-- BEGIN Records for this exercise --
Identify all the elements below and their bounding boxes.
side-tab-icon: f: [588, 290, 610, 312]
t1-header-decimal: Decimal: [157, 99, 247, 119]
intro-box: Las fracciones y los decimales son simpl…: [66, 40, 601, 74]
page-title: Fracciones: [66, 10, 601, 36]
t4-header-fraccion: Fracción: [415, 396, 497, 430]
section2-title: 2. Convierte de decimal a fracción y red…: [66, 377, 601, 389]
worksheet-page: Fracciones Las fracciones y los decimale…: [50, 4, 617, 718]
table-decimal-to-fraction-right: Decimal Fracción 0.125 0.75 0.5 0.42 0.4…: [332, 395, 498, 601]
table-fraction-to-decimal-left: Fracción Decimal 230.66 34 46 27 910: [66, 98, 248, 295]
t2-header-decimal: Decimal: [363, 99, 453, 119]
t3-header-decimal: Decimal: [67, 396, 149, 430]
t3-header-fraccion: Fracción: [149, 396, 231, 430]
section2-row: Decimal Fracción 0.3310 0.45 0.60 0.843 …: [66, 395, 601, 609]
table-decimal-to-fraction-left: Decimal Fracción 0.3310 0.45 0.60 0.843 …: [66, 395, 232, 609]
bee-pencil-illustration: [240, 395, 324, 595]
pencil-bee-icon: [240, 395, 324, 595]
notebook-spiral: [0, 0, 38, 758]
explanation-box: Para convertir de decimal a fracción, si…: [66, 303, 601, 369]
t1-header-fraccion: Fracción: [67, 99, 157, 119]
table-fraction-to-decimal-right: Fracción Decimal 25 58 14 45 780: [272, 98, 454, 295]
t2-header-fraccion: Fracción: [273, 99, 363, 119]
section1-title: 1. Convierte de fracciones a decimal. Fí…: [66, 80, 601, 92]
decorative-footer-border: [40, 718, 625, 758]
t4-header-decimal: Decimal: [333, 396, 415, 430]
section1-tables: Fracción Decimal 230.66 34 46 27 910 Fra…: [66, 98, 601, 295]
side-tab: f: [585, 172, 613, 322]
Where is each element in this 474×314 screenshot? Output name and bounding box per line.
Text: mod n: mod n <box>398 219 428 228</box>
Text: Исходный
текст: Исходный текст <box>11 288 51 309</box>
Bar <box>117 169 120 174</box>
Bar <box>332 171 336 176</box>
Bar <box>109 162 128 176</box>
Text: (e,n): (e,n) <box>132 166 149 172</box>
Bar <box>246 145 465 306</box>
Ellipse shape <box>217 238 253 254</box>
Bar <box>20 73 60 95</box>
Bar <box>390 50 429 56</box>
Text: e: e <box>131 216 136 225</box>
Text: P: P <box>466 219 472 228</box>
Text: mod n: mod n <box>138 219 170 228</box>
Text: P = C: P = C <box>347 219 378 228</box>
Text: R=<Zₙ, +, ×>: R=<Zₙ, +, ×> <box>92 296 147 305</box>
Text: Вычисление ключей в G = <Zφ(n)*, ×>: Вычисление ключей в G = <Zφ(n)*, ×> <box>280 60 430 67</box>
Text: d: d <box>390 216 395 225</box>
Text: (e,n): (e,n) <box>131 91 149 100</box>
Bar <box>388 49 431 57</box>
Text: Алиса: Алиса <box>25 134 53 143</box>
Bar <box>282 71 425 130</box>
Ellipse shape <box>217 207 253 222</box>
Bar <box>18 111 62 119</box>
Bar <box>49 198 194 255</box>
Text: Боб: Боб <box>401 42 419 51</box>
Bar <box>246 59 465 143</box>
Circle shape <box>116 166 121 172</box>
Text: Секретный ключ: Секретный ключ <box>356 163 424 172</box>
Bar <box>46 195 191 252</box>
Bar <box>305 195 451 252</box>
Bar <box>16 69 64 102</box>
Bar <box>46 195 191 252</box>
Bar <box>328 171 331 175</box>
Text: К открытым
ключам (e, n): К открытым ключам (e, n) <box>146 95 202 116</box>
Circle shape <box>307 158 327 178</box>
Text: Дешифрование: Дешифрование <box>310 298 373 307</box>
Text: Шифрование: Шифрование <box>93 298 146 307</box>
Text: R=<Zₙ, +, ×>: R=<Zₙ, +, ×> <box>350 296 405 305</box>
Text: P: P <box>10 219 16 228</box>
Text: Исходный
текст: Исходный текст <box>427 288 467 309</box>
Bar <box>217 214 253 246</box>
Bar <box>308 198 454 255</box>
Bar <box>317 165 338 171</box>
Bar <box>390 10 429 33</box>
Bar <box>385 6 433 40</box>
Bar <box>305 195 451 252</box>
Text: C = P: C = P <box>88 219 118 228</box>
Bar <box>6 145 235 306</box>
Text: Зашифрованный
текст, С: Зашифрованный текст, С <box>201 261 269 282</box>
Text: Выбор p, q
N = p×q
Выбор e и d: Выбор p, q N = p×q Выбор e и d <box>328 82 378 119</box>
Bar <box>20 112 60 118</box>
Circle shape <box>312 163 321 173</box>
-- END Records for this exercise --
_Exercise requirements:_
Update the rows above by replacing every "Ellipse shape" with "Oval shape". Keep everything else the same.

_Task solution:_
Identify all the elements below and their bounding boxes.
side-tab-icon: f: [588, 290, 610, 312]
t1-header-decimal: Decimal: [157, 99, 247, 119]
intro-box: Las fracciones y los decimales son simpl…: [66, 40, 601, 74]
page-title: Fracciones: [66, 10, 601, 36]
t4-header-fraccion: Fracción: [415, 396, 497, 430]
section2-title: 2. Convierte de decimal a fracción y red…: [66, 377, 601, 389]
worksheet-page: Fracciones Las fracciones y los decimale…: [50, 4, 617, 718]
table-decimal-to-fraction-right: Decimal Fracción 0.125 0.75 0.5 0.42 0.4…: [332, 395, 498, 601]
table-fraction-to-decimal-left: Fracción Decimal 230.66 34 46 27 910: [66, 98, 248, 295]
t2-header-decimal: Decimal: [363, 99, 453, 119]
t3-header-decimal: Decimal: [67, 396, 149, 430]
t3-header-fraccion: Fracción: [149, 396, 231, 430]
section2-row: Decimal Fracción 0.3310 0.45 0.60 0.843 …: [66, 395, 601, 609]
table-decimal-to-fraction-left: Decimal Fracción 0.3310 0.45 0.60 0.843 …: [66, 395, 232, 609]
bee-pencil-illustration: [240, 395, 324, 595]
pencil-bee-icon: [240, 395, 324, 595]
notebook-spiral: [0, 0, 38, 758]
explanation-box: Para convertir de decimal a fracción, si…: [66, 303, 601, 369]
t1-header-fraccion: Fracción: [67, 99, 157, 119]
table-fraction-to-decimal-right: Fracción Decimal 25 58 14 45 780: [272, 98, 454, 295]
t2-header-fraccion: Fracción: [273, 99, 363, 119]
section1-title: 1. Convierte de fracciones a decimal. Fí…: [66, 80, 601, 92]
decorative-footer-border: [40, 718, 625, 758]
t4-header-decimal: Decimal: [333, 396, 415, 430]
section1-tables: Fracción Decimal 230.66 34 46 27 910 Fra…: [66, 98, 601, 295]
side-tab: f: [585, 172, 613, 322]
Where is each element in this 474×314 screenshot? Output name and bounding box per line.
Text: mod n: mod n <box>398 219 428 228</box>
Text: Исходный
текст: Исходный текст <box>11 288 51 309</box>
Bar <box>117 169 120 174</box>
Bar <box>332 171 336 176</box>
Bar <box>109 162 128 176</box>
Text: (e,n): (e,n) <box>132 166 149 172</box>
Bar <box>246 145 465 306</box>
Oval shape <box>217 238 253 254</box>
Bar <box>20 73 60 95</box>
Bar <box>390 50 429 56</box>
Text: e: e <box>131 216 136 225</box>
Text: P: P <box>466 219 472 228</box>
Text: mod n: mod n <box>138 219 170 228</box>
Text: P = C: P = C <box>347 219 378 228</box>
Text: R=<Zₙ, +, ×>: R=<Zₙ, +, ×> <box>92 296 147 305</box>
Text: Вычисление ключей в G = <Zφ(n)*, ×>: Вычисление ключей в G = <Zφ(n)*, ×> <box>280 60 430 67</box>
Text: d: d <box>390 216 395 225</box>
Text: (e,n): (e,n) <box>131 91 149 100</box>
Bar <box>388 49 431 57</box>
Text: Алиса: Алиса <box>25 134 53 143</box>
Bar <box>282 71 425 130</box>
Oval shape <box>217 207 253 222</box>
Bar <box>18 111 62 119</box>
Bar <box>49 198 194 255</box>
Text: Боб: Боб <box>401 42 419 51</box>
Bar <box>246 59 465 143</box>
Circle shape <box>116 166 121 172</box>
Text: Секретный ключ: Секретный ключ <box>356 163 424 172</box>
Bar <box>46 195 191 252</box>
Bar <box>305 195 451 252</box>
Bar <box>16 69 64 102</box>
Bar <box>46 195 191 252</box>
Bar <box>328 171 331 175</box>
Text: К открытым
ключам (e, n): К открытым ключам (e, n) <box>146 95 202 116</box>
Circle shape <box>307 158 327 178</box>
Text: Дешифрование: Дешифрование <box>310 298 373 307</box>
Text: Шифрование: Шифрование <box>93 298 146 307</box>
Text: R=<Zₙ, +, ×>: R=<Zₙ, +, ×> <box>350 296 405 305</box>
Text: P: P <box>10 219 16 228</box>
Text: Исходный
текст: Исходный текст <box>427 288 467 309</box>
Bar <box>217 214 253 246</box>
Bar <box>308 198 454 255</box>
Bar <box>317 165 338 171</box>
Bar <box>390 10 429 33</box>
Bar <box>385 6 433 40</box>
Bar <box>305 195 451 252</box>
Text: C = P: C = P <box>88 219 118 228</box>
Bar <box>6 145 235 306</box>
Text: Зашифрованный
текст, С: Зашифрованный текст, С <box>201 261 269 282</box>
Text: Выбор p, q
N = p×q
Выбор e и d: Выбор p, q N = p×q Выбор e и d <box>328 82 378 119</box>
Bar <box>20 112 60 118</box>
Circle shape <box>312 163 321 173</box>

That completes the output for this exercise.